▶ **Extracted data**:
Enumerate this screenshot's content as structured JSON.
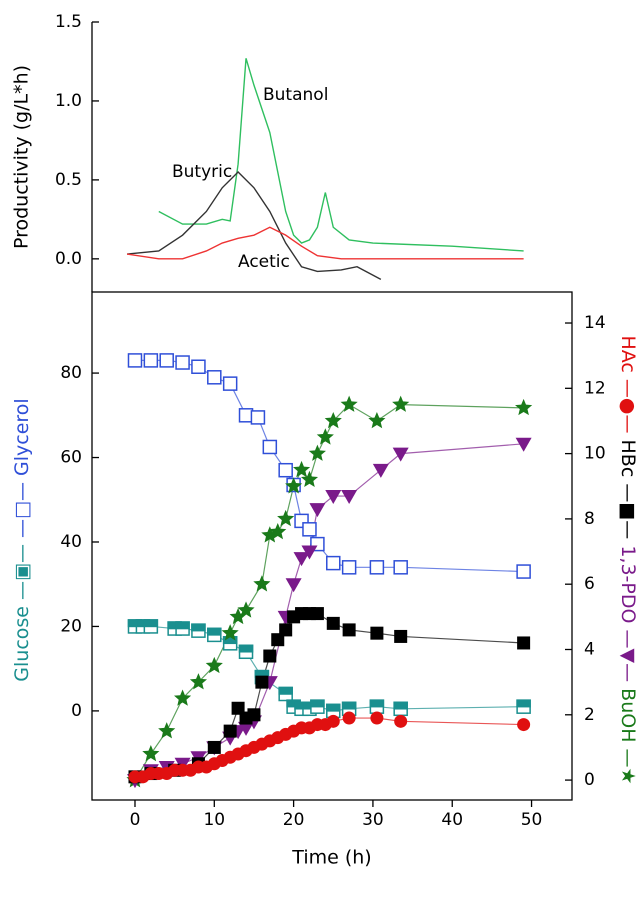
{
  "chart_data": [
    {
      "type": "line",
      "ylabel": "Productivity (g/L*h)",
      "xlim": [
        -5.42,
        55.1
      ],
      "ylim": [
        -0.21,
        1.5
      ],
      "yticks": [
        {
          "value": 0,
          "label": "0.0"
        },
        0.5,
        {
          "value": 1,
          "label": "1.0"
        },
        1.5
      ],
      "series": [
        {
          "name": "Butanol",
          "color": "#2fbf5f",
          "x": [
            3,
            6,
            9,
            11,
            12,
            13,
            14,
            15,
            16,
            17,
            18,
            19,
            20,
            21,
            22,
            23,
            24,
            25,
            27,
            30,
            40,
            49
          ],
          "values": [
            0.3,
            0.22,
            0.22,
            0.25,
            0.24,
            0.6,
            1.27,
            1.1,
            0.95,
            0.8,
            0.55,
            0.3,
            0.15,
            0.1,
            0.12,
            0.2,
            0.42,
            0.2,
            0.12,
            0.1,
            0.08,
            0.05
          ]
        },
        {
          "name": "Butyric",
          "color": "#333333",
          "x": [
            -1,
            3,
            6,
            9,
            11,
            13,
            15,
            17,
            19,
            21,
            23,
            26,
            28,
            31
          ],
          "values": [
            0.03,
            0.05,
            0.15,
            0.3,
            0.45,
            0.55,
            0.45,
            0.3,
            0.1,
            -0.05,
            -0.08,
            -0.07,
            -0.05,
            -0.13
          ]
        },
        {
          "name": "Acetic",
          "color": "#ee3333",
          "x": [
            -1,
            3,
            6,
            9,
            11,
            13,
            15,
            17,
            19,
            21,
            23,
            26,
            30,
            40,
            49
          ],
          "values": [
            0.03,
            0,
            0,
            0.05,
            0.1,
            0.13,
            0.15,
            0.2,
            0.15,
            0.08,
            0.02,
            0,
            0,
            0,
            0
          ]
        }
      ]
    },
    {
      "type": "line",
      "xlabel": "Time (h)",
      "xlim": [
        -5.42,
        55.1
      ],
      "xticks": [
        0,
        10,
        20,
        30,
        40,
        50
      ],
      "ylim": [
        -21.1,
        99.2
      ],
      "yticks": [
        0,
        20,
        40,
        60,
        80
      ],
      "y2lim": [
        -0.61,
        14.95
      ],
      "y2ticks": [
        0,
        2,
        4,
        6,
        8,
        10,
        12,
        14
      ],
      "series": [
        {
          "name": "Glucose",
          "color": "#1a8f8f",
          "marker": "half-square",
          "x": [
            0,
            1,
            2,
            5,
            6,
            8,
            10,
            12,
            14,
            16,
            19,
            20,
            21,
            22,
            23,
            25,
            27,
            30.5,
            33.5,
            49
          ],
          "values": [
            20,
            20,
            20,
            19.5,
            19.5,
            19,
            18,
            16,
            14,
            8,
            4,
            1,
            0.5,
            0.5,
            1,
            0,
            0.5,
            1,
            0.5,
            1
          ]
        },
        {
          "name": "Glycerol",
          "color": "#2f4fd8",
          "marker": "open-square",
          "x": [
            0,
            2,
            4,
            6,
            8,
            10,
            12,
            14,
            15.5,
            17,
            19,
            20,
            21,
            22,
            23,
            25,
            27,
            30.5,
            33.5,
            49
          ],
          "values": [
            83,
            83,
            83,
            82.5,
            81.5,
            79,
            77.5,
            70,
            69.5,
            62.5,
            57,
            53.5,
            45,
            43,
            39.5,
            35,
            34,
            34,
            34,
            33
          ]
        },
        {
          "name": "BuOH",
          "color": "#1a7a1a",
          "marker": "star",
          "axis": "y2",
          "x": [
            0,
            2,
            4,
            6,
            8,
            10,
            12,
            13,
            14,
            16,
            17,
            18,
            19,
            20,
            21,
            22,
            23,
            24,
            25,
            27,
            30.5,
            33.5,
            49
          ],
          "values": [
            0,
            0.8,
            1.5,
            2.5,
            3,
            3.5,
            4.5,
            5,
            5.2,
            6,
            7.5,
            7.6,
            8,
            9,
            9.5,
            9.2,
            10,
            10.5,
            11,
            11.5,
            11,
            11.5,
            11.4
          ]
        },
        {
          "name": "1,3-PDO",
          "color": "#7a1a8a",
          "marker": "triangle",
          "axis": "y2",
          "x": [
            0,
            2,
            4,
            6,
            8,
            10,
            12,
            13,
            14,
            15,
            17,
            19,
            20,
            21,
            22,
            23,
            25,
            27,
            31,
            33.5,
            49
          ],
          "values": [
            0,
            0.3,
            0.4,
            0.5,
            0.7,
            1,
            1.3,
            1.5,
            1.6,
            1.8,
            3,
            5,
            6,
            6.8,
            7,
            8.3,
            8.7,
            8.7,
            9.5,
            10,
            10.3
          ]
        },
        {
          "name": "HBc",
          "color": "#000000",
          "marker": "square",
          "axis": "y2",
          "x": [
            0,
            2,
            5,
            8,
            10,
            12,
            13,
            14,
            15,
            16,
            17,
            18,
            19,
            20,
            21,
            22,
            23,
            25,
            27,
            30.5,
            33.5,
            49
          ],
          "values": [
            0.1,
            0.2,
            0.3,
            0.5,
            1,
            1.5,
            2.2,
            1.9,
            2,
            3,
            3.8,
            4.3,
            4.6,
            5,
            5.1,
            5.1,
            5.1,
            4.8,
            4.6,
            4.5,
            4.4,
            4.2
          ]
        },
        {
          "name": "HAc",
          "color": "#e01010",
          "marker": "circle",
          "axis": "y2",
          "x": [
            0,
            1,
            2,
            3,
            4,
            5,
            6,
            7,
            8,
            9,
            10,
            11,
            12,
            13,
            14,
            15,
            16,
            17,
            18,
            19,
            20,
            21,
            22,
            23,
            24,
            25,
            27,
            30.5,
            33.5,
            49
          ],
          "values": [
            0.1,
            0.1,
            0.2,
            0.2,
            0.2,
            0.3,
            0.3,
            0.3,
            0.4,
            0.4,
            0.5,
            0.6,
            0.7,
            0.8,
            0.9,
            1,
            1.1,
            1.2,
            1.3,
            1.4,
            1.5,
            1.6,
            1.6,
            1.7,
            1.7,
            1.8,
            1.9,
            1.9,
            1.8,
            1.7
          ]
        }
      ]
    }
  ]
}
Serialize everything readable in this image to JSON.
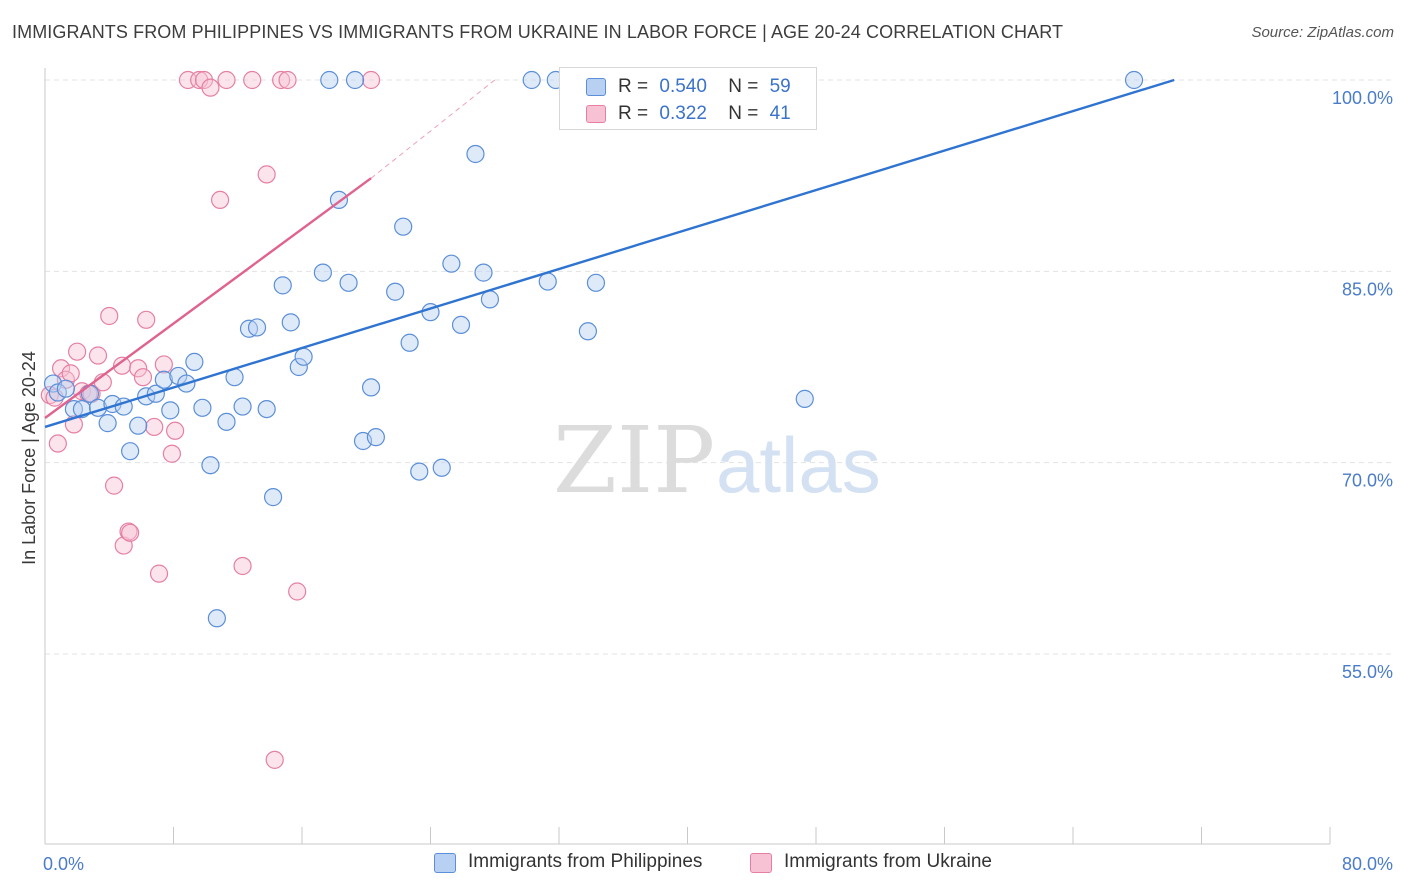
{
  "title": "IMMIGRANTS FROM PHILIPPINES VS IMMIGRANTS FROM UKRAINE IN LABOR FORCE | AGE 20-24 CORRELATION CHART",
  "source": "Source: ZipAtlas.com",
  "watermark": {
    "zip": "ZIP",
    "atlas": "atlas"
  },
  "legend": {
    "rows": [
      {
        "r_label": "R =",
        "r_value": "0.540",
        "n_label": "N =",
        "n_value": "59"
      },
      {
        "r_label": "R =",
        "r_value": "0.322",
        "n_label": "N =",
        "n_value": "41"
      }
    ]
  },
  "colors": {
    "philippines_fill": "#b8d0f2",
    "philippines_stroke": "#5b8fd8",
    "philippines_line": "#2f74d0",
    "ukraine_fill": "#f7c3d4",
    "ukraine_stroke": "#e67fa3",
    "ukraine_line": "#e0628f",
    "grid": "#e3e3e3",
    "tick_label": "#4a7cc9"
  },
  "chart_data": {
    "type": "scatter",
    "title": "IMMIGRANTS FROM PHILIPPINES VS IMMIGRANTS FROM UKRAINE IN LABOR FORCE | AGE 20-24 CORRELATION CHART",
    "xlabel": "",
    "ylabel": "In Labor Force | Age 20-24",
    "xlim": [
      0,
      80
    ],
    "ylim": [
      40,
      101
    ],
    "x_tick_labels": [
      "0.0%",
      "80.0%"
    ],
    "y_ticks": [
      55,
      70,
      85,
      100
    ],
    "y_tick_labels": [
      "55.0%",
      "70.0%",
      "85.0%",
      "100.0%"
    ],
    "grid": true,
    "legend_position": "top-center",
    "series": [
      {
        "name": "Immigrants from Philippines",
        "r": 0.54,
        "n": 59,
        "trend": {
          "x": [
            0,
            70.3
          ],
          "y": [
            72.8,
            100.0
          ]
        },
        "points": [
          [
            0.5,
            76.2
          ],
          [
            0.8,
            75.5
          ],
          [
            1.3,
            75.8
          ],
          [
            1.8,
            74.2
          ],
          [
            2.3,
            74.2
          ],
          [
            2.8,
            75.4
          ],
          [
            3.3,
            74.3
          ],
          [
            3.9,
            73.1
          ],
          [
            4.2,
            74.6
          ],
          [
            4.9,
            74.4
          ],
          [
            5.3,
            70.9
          ],
          [
            5.8,
            72.9
          ],
          [
            6.3,
            75.2
          ],
          [
            6.9,
            75.4
          ],
          [
            7.4,
            76.5
          ],
          [
            7.8,
            74.1
          ],
          [
            8.3,
            76.8
          ],
          [
            8.8,
            76.2
          ],
          [
            9.3,
            77.9
          ],
          [
            9.8,
            74.3
          ],
          [
            10.3,
            69.8
          ],
          [
            10.7,
            57.8
          ],
          [
            11.3,
            73.2
          ],
          [
            11.8,
            76.7
          ],
          [
            12.3,
            74.4
          ],
          [
            12.7,
            80.5
          ],
          [
            13.2,
            80.6
          ],
          [
            13.8,
            74.2
          ],
          [
            14.2,
            67.3
          ],
          [
            14.8,
            83.9
          ],
          [
            15.3,
            81.0
          ],
          [
            15.8,
            77.5
          ],
          [
            16.1,
            78.3
          ],
          [
            17.3,
            84.9
          ],
          [
            17.7,
            100.0
          ],
          [
            18.3,
            90.6
          ],
          [
            18.9,
            84.1
          ],
          [
            19.3,
            100.0
          ],
          [
            19.8,
            71.7
          ],
          [
            20.3,
            75.9
          ],
          [
            20.6,
            72.0
          ],
          [
            21.8,
            83.4
          ],
          [
            22.3,
            88.5
          ],
          [
            22.7,
            79.4
          ],
          [
            23.3,
            69.3
          ],
          [
            24.0,
            81.8
          ],
          [
            24.7,
            69.6
          ],
          [
            25.3,
            85.6
          ],
          [
            25.9,
            80.8
          ],
          [
            26.8,
            94.2
          ],
          [
            27.3,
            84.9
          ],
          [
            27.7,
            82.8
          ],
          [
            30.3,
            100.0
          ],
          [
            31.3,
            84.2
          ],
          [
            31.8,
            100.0
          ],
          [
            33.8,
            80.3
          ],
          [
            34.3,
            84.1
          ],
          [
            47.3,
            75.0
          ],
          [
            67.8,
            100.0
          ]
        ]
      },
      {
        "name": "Immigrants from Ukraine",
        "r": 0.322,
        "n": 41,
        "trend": {
          "x": [
            0,
            20.3
          ],
          "y": [
            73.5,
            92.3
          ]
        },
        "trend_dashed": {
          "x": [
            20.3,
            28.0
          ],
          "y": [
            92.3,
            100.0
          ]
        },
        "points": [
          [
            0.3,
            75.3
          ],
          [
            0.6,
            75.1
          ],
          [
            0.8,
            71.5
          ],
          [
            1.0,
            77.4
          ],
          [
            1.3,
            76.5
          ],
          [
            1.6,
            77.0
          ],
          [
            1.8,
            73.0
          ],
          [
            2.0,
            78.7
          ],
          [
            2.3,
            75.6
          ],
          [
            2.7,
            75.4
          ],
          [
            2.9,
            75.4
          ],
          [
            3.3,
            78.4
          ],
          [
            3.6,
            76.3
          ],
          [
            4.0,
            81.5
          ],
          [
            4.3,
            68.2
          ],
          [
            4.8,
            77.6
          ],
          [
            4.9,
            63.5
          ],
          [
            5.2,
            64.6
          ],
          [
            5.3,
            64.5
          ],
          [
            5.8,
            77.4
          ],
          [
            6.1,
            76.7
          ],
          [
            6.3,
            81.2
          ],
          [
            6.8,
            72.8
          ],
          [
            7.1,
            61.3
          ],
          [
            7.4,
            77.7
          ],
          [
            7.9,
            70.7
          ],
          [
            8.1,
            72.5
          ],
          [
            8.9,
            100.0
          ],
          [
            9.6,
            100.0
          ],
          [
            9.9,
            100.0
          ],
          [
            10.3,
            99.4
          ],
          [
            10.9,
            90.6
          ],
          [
            11.3,
            100.0
          ],
          [
            12.3,
            61.9
          ],
          [
            12.9,
            100.0
          ],
          [
            13.8,
            92.6
          ],
          [
            14.3,
            46.7
          ],
          [
            14.7,
            100.0
          ],
          [
            15.1,
            100.0
          ],
          [
            15.7,
            59.9
          ],
          [
            20.3,
            100.0
          ]
        ]
      }
    ]
  }
}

▶ **What the task asks**:
Select and copy every line of the material that holds the string "JSON".

▶ **Output of the exercise**:
Enumerate this screenshot's content as structured JSON.
Serialize everything readable in this image to JSON.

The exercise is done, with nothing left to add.